**WHAT IS REQUIRED**
Give the data again exactly as written, skipping any pictures.

**LISTED RECORDS**
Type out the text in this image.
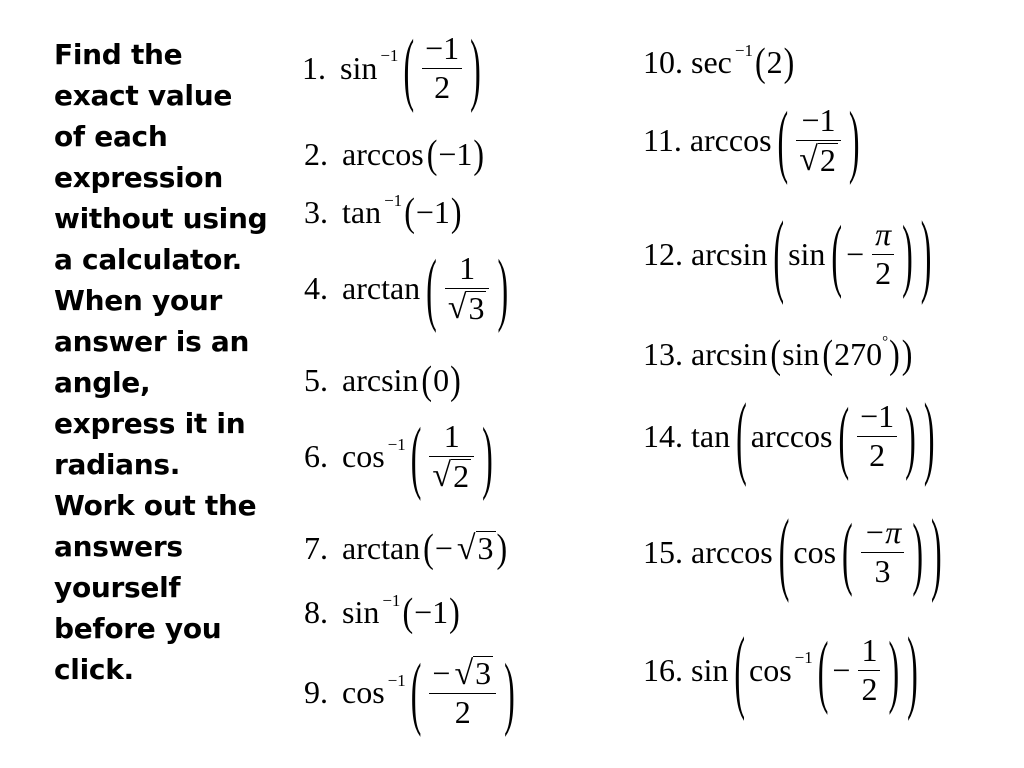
Find the
exact value
of each
expression
without using
a calculator.
When your
answer is an
angle,
express it in
radians.
Work out the
answers
yourself
before you
click.
1. $\sin^{-1}$ ( $\frac{-1}{2}$ )
2. arccos ( −1 )
3. $\tan^{-1}$ ( −1 )
4. arctan ( $\frac{1}{√ 3}$ )
5. arcsin ( 0 )
6. $\cos^{-1}$ ( $\frac{1}{√ 2}$ )
7. arctan ( − √ 3 )
8. $\sin^{-1}$ ( −1 )
9. $\cos^{-1}$ ( $\frac{- √ 3}{2}$ )
10. $\sec^{-1}$ ( 2 )
11. arccos ( $\frac{-1}{√ 2}$ )
12. arcsin ( sin ( − $\frac{\pi}{2}$ ) )
13. arcsin ( sin ( 270 ° ) )
14. tan ( arccos ( $\frac{-1}{2}$ ) )
15. arccos ( cos ( $\frac{-\pi}{3}$ ) )
16. sin ( $\cos^{-1}$ ( − $\frac{1}{2}$ ) )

**TASK RESPONSE**
Type out the text in this image.
Find the
exact value
of each
expression
without using
a calculator.
When your
answer is an
angle,
express it in
radians.
Work out the
answers
yourself
before you
click.
1. $\sin^{-1}$ ( $\frac{-1}{2}$ )
2. arccos ( −1 )
3. $\tan^{-1}$ ( −1 )
4. arctan ( $\frac{1}{√ 3}$ )
5. arcsin ( 0 )
6. $\cos^{-1}$ ( $\frac{1}{√ 2}$ )
7. arctan ( − √ 3 )
8. $\sin^{-1}$ ( −1 )
9. $\cos^{-1}$ ( $\frac{- √ 3}{2}$ )
10. $\sec^{-1}$ ( 2 )
11. arccos ( $\frac{-1}{√ 2}$ )
12. arcsin ( sin ( − $\frac{\pi}{2}$ ) )
13. arcsin ( sin ( 270 ° ) )
14. tan ( arccos ( $\frac{-1}{2}$ ) )
15. arccos ( cos ( $\frac{-\pi}{3}$ ) )
16. sin ( $\cos^{-1}$ ( − $\frac{1}{2}$ ) )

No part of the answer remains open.